Content starts
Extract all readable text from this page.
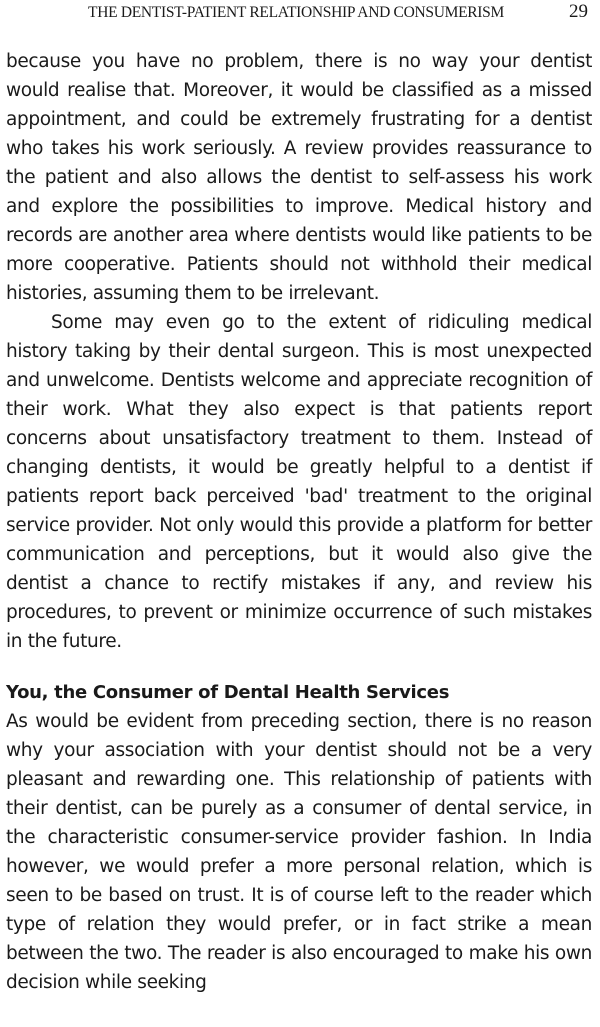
THE DENTIST-PATIENT RELATIONSHIP AND CONSUMERISM	29

because you have no problem, there is no way your dentist would realise that. Moreover, it would be classified as a missed appointment, and could be extremely frustrating for a dentist who takes his work seriously. A review provides reassurance to the patient and also allows the dentist to self-assess his work and explore the possibilities to improve. Medical history and records are another area where dentists would like patients to be more cooperative. Patients should not withhold their medical histories, assuming them to be irrelevant.

Some may even go to the extent of ridiculing medical history taking by their dental surgeon. This is most unexpected and unwelcome. Dentists welcome and appreciate recognition of their work. What they also expect is that patients report concerns about unsatisfactory treatment to them. Instead of changing dentists, it would be greatly helpful to a dentist if patients report back perceived 'bad' treatment to the original service provider. Not only would this provide a platform for better communication and perceptions, but it would also give the dentist a chance to rectify mistakes if any, and review his procedures, to prevent or minimize occurrence of such mistakes in the future.

You, the Consumer of Dental Health Services

As would be evident from preceding section, there is no reason why your association with your dentist should not be a very pleasant and rewarding one. This relationship of patients with their dentist, can be purely as a consumer of dental service, in the characteristic consumer-service provider fashion. In India however, we would prefer a more personal relation, which is seen to be based on trust. It is of course left to the reader which type of relation they would prefer, or in fact strike a mean between the two. The reader is also encouraged to make his own decision while seeking
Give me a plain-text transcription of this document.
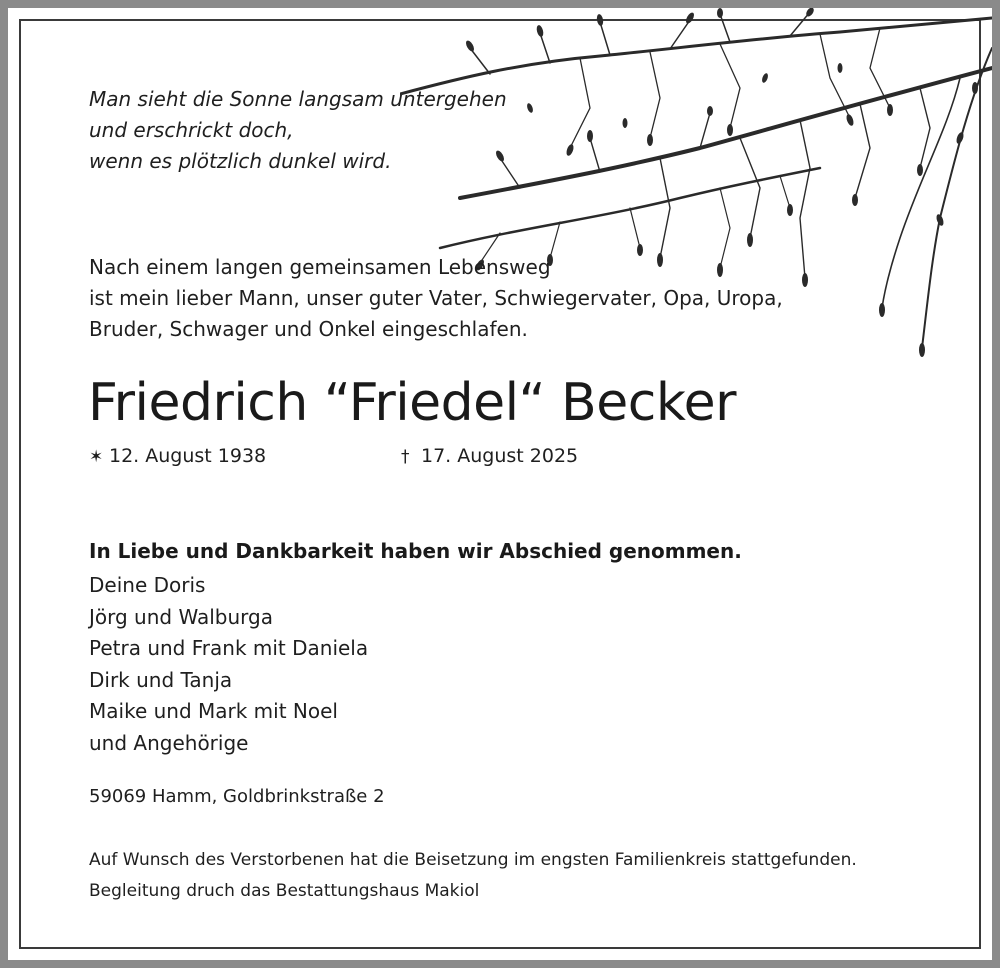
Man sieht die Sonne langsam untergehen
und erschrickt doch,
wenn es plötzlich dunkel wird.
Nach einem langen gemeinsamen Lebensweg
ist mein lieber Mann, unser guter Vater, Schwiegervater, Opa, Uropa,
Bruder, Schwager und Onkel eingeschlafen.
Friedrich “Friedel“ Becker
✶ 12. August 1938	† 17. August 2025

In Liebe und Dankbarkeit haben wir Abschied genommen.

Deine Doris
Jörg und Walburga
Petra und Frank mit Daniela
Dirk und Tanja
Maike und Mark mit Noel
und Angehörige
59069 Hamm, Goldbrinkstraße 2
Auf Wunsch des Verstorbenen hat die Beisetzung im engsten Familienkreis stattgefunden.
Begleitung druch das Bestattungshaus Makiol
Content ends
Where the word "text" appears in a line of the entries, copy that line.

Extract all readable text from this page.
Give me a plain-text transcription of this document.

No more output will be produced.